TO DO: From the entries below, extract every line that includes the word "platepar".

RECORDS FOR THIS TASK:
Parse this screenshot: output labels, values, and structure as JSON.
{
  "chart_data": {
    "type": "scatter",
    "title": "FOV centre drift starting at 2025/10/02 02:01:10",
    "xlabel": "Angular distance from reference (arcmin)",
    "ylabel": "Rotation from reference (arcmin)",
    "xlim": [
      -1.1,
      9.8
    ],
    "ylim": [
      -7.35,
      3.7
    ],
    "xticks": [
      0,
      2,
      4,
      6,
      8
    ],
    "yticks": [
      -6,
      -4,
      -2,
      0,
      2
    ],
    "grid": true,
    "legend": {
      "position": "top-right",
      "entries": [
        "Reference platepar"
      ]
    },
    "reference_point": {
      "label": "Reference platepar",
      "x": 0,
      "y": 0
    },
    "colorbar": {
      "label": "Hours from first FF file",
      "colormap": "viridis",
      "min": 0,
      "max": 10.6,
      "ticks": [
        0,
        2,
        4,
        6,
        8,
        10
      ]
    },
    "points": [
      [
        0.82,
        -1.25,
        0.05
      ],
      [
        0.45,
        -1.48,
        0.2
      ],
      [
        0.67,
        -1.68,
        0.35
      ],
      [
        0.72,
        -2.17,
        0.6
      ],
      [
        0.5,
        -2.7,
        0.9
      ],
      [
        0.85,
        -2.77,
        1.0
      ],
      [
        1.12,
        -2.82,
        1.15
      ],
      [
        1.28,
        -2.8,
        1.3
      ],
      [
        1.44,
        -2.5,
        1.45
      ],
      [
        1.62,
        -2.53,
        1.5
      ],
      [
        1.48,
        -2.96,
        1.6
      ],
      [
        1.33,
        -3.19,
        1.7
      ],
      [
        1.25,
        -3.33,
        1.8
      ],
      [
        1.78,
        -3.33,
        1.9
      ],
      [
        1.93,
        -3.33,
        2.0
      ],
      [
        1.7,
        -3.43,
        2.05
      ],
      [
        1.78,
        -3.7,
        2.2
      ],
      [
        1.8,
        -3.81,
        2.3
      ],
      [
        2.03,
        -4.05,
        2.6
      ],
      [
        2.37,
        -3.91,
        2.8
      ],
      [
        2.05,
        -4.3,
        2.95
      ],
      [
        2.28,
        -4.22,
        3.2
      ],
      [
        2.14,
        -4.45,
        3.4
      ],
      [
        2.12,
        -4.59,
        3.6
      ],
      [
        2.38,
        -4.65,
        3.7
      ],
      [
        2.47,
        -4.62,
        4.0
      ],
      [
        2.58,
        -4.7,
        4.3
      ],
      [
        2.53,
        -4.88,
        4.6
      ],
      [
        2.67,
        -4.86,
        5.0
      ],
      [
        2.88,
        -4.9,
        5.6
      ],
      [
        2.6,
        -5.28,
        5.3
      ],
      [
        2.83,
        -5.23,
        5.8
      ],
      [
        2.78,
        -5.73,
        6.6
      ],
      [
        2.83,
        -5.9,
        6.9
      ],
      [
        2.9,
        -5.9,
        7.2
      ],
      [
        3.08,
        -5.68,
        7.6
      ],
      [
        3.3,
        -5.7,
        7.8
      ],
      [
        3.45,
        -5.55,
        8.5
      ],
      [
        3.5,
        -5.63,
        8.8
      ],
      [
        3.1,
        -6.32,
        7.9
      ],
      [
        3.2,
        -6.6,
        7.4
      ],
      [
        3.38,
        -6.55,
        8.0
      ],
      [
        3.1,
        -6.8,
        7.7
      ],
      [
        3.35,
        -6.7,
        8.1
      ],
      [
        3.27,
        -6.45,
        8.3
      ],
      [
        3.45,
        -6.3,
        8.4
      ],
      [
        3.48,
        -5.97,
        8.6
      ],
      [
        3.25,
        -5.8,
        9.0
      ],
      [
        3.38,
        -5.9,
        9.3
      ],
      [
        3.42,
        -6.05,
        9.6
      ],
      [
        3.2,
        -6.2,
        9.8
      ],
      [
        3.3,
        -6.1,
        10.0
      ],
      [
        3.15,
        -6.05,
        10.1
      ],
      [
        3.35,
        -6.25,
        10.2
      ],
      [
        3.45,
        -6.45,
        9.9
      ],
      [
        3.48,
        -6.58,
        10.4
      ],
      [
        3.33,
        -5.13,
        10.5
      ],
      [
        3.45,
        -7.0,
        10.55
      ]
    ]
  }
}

TASK RESPONSE:
        "Reference platepar"
      "label": "Reference platepar",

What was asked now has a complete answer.